Data extracted from a collection:
---+---

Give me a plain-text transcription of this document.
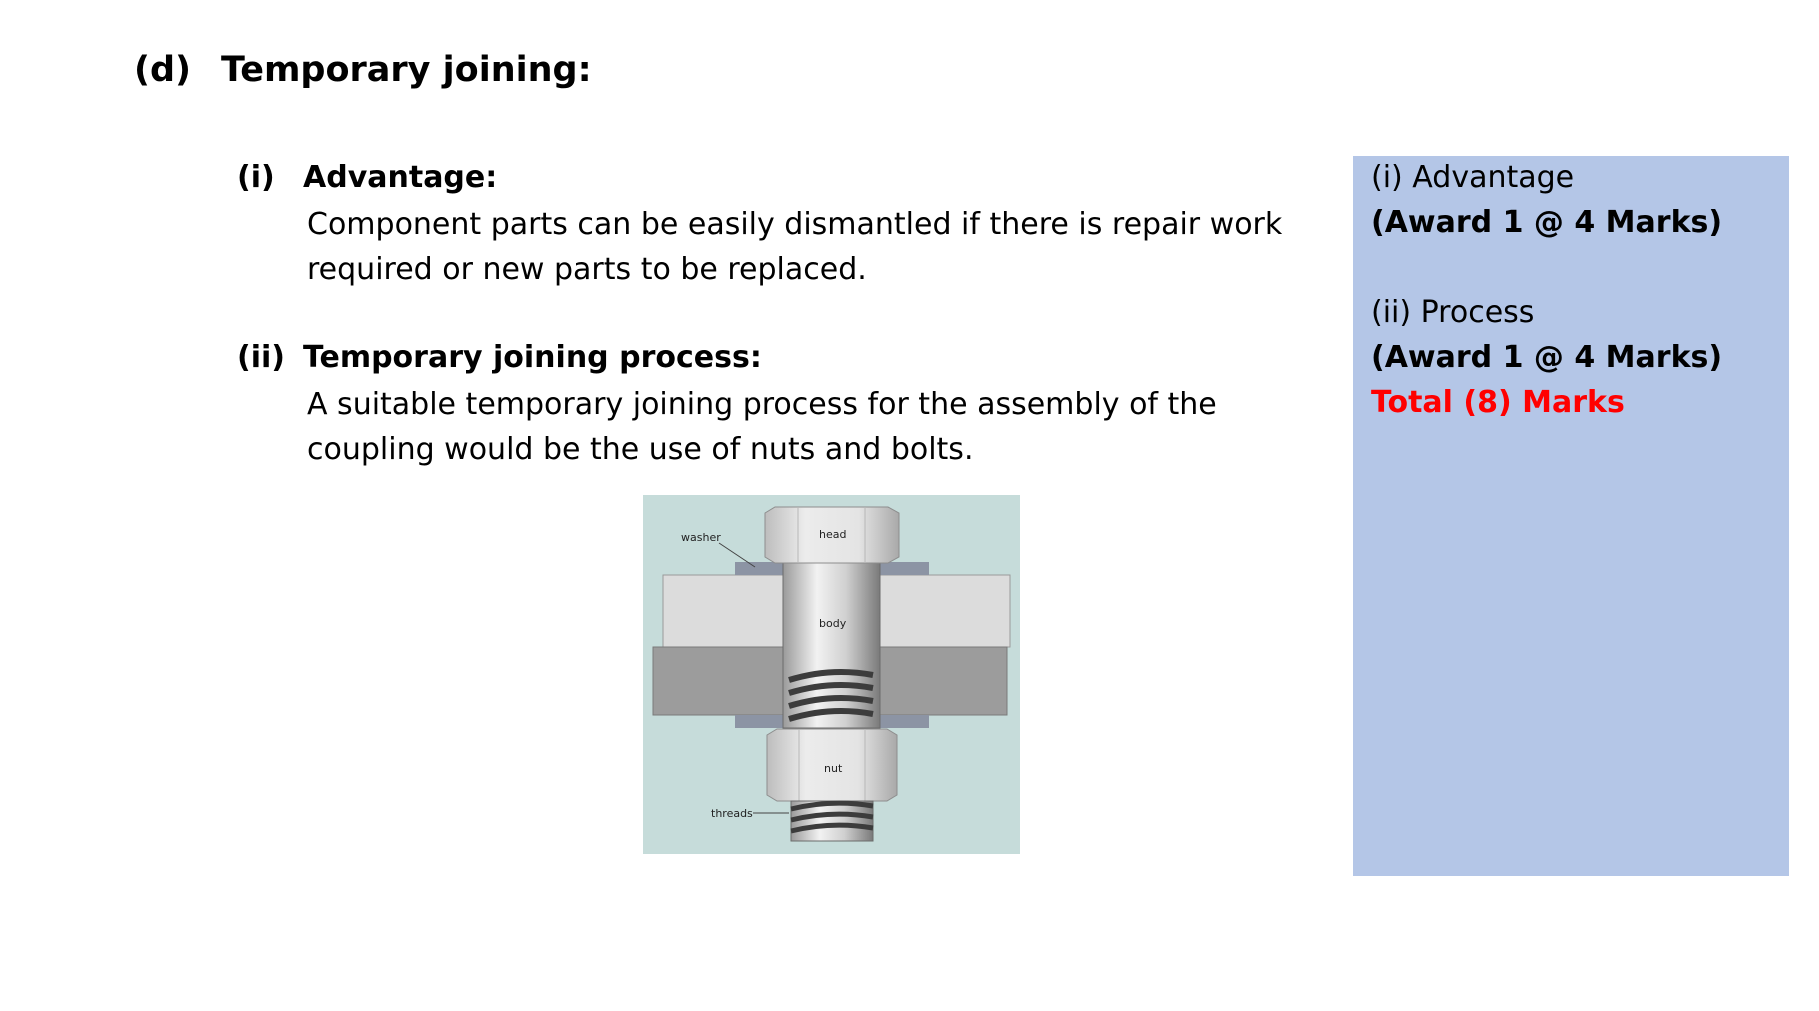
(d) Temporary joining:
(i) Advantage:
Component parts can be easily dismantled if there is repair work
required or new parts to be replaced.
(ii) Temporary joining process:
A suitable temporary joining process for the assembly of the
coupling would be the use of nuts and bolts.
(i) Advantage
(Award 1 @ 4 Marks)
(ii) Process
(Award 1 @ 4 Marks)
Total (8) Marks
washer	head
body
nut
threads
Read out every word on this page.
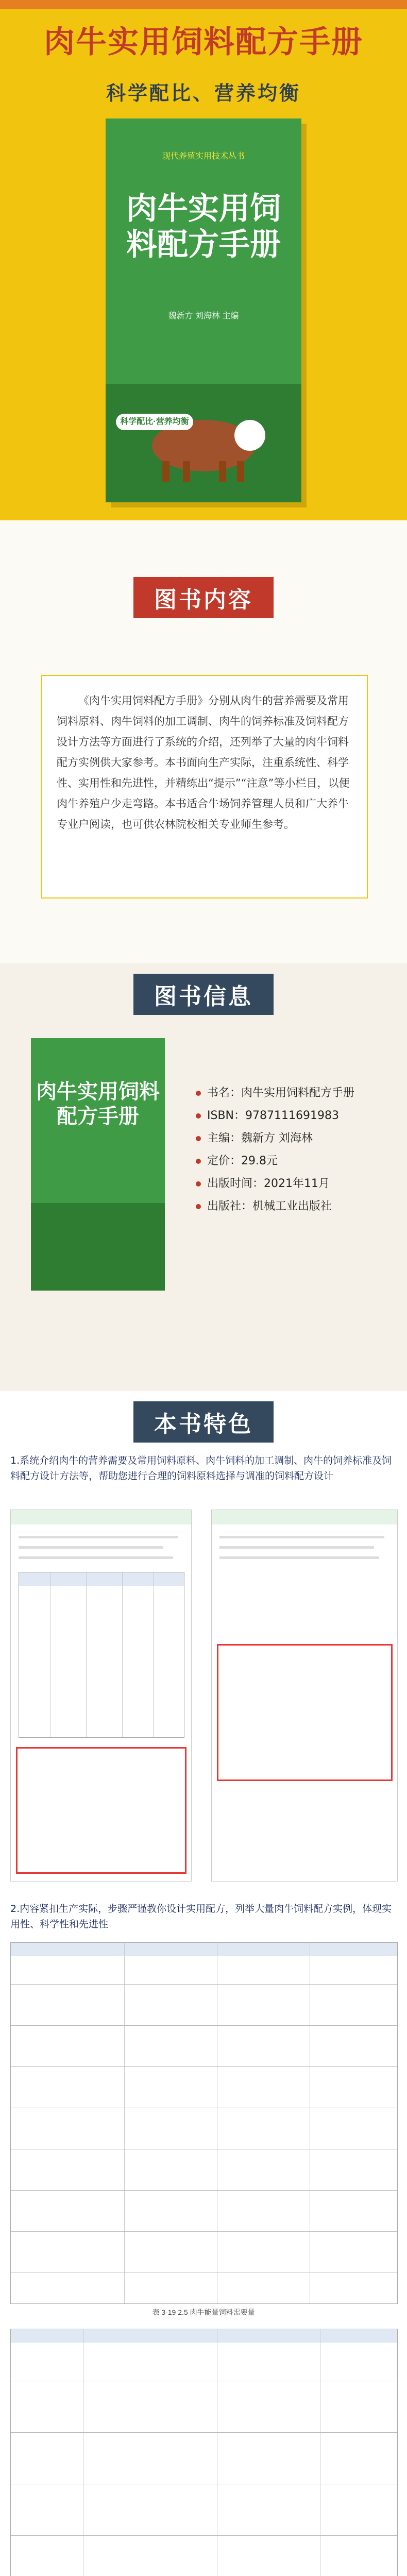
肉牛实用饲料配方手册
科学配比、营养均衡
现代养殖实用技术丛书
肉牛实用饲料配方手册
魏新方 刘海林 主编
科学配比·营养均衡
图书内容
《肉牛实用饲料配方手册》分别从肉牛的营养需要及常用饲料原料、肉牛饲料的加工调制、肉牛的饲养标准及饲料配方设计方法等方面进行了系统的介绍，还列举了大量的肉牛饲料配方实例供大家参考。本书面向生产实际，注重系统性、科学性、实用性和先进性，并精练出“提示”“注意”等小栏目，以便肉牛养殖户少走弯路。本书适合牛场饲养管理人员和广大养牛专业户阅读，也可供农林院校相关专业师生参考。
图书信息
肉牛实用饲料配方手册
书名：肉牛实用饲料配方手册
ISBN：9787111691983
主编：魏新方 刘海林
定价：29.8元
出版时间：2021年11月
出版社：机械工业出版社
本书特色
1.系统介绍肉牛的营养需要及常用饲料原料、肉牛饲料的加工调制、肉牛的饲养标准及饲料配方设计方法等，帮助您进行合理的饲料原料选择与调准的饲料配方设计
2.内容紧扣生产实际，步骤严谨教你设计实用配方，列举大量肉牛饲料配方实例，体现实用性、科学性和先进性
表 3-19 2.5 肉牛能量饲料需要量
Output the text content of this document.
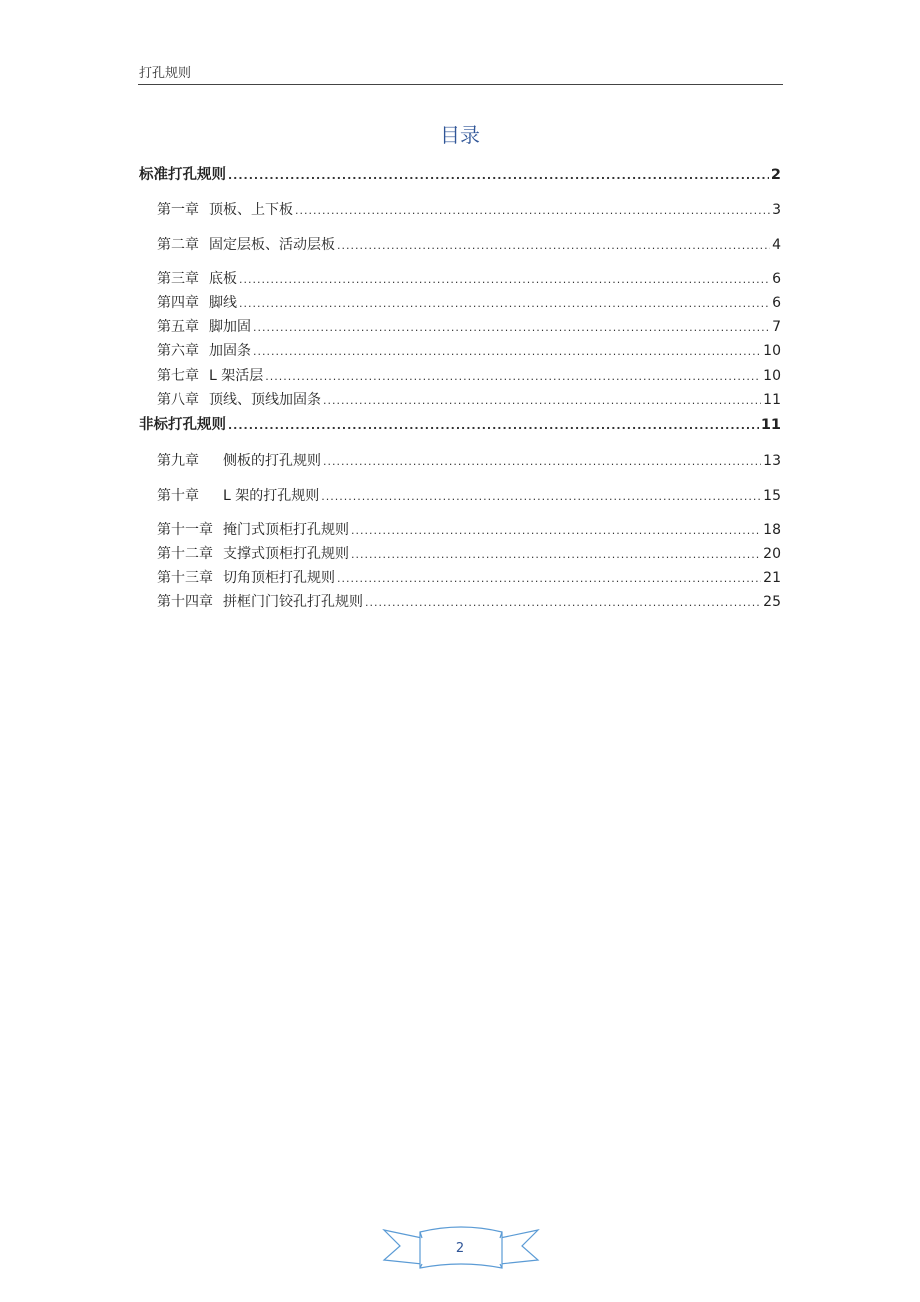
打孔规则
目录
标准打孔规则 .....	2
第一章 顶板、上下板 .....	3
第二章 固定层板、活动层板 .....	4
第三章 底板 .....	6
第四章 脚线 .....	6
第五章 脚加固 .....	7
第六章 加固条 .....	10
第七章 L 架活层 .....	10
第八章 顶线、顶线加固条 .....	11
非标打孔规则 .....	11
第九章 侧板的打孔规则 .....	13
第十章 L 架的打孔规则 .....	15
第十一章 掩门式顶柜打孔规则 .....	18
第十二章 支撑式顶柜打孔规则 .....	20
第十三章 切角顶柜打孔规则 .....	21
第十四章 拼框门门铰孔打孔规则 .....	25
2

---+---

* **What to work on**
Single out each line of the records above with the string "document" in it, and copy it.

* **Exercise solution**
Give me a plain-text transcription of this document.
Output the text content of this document.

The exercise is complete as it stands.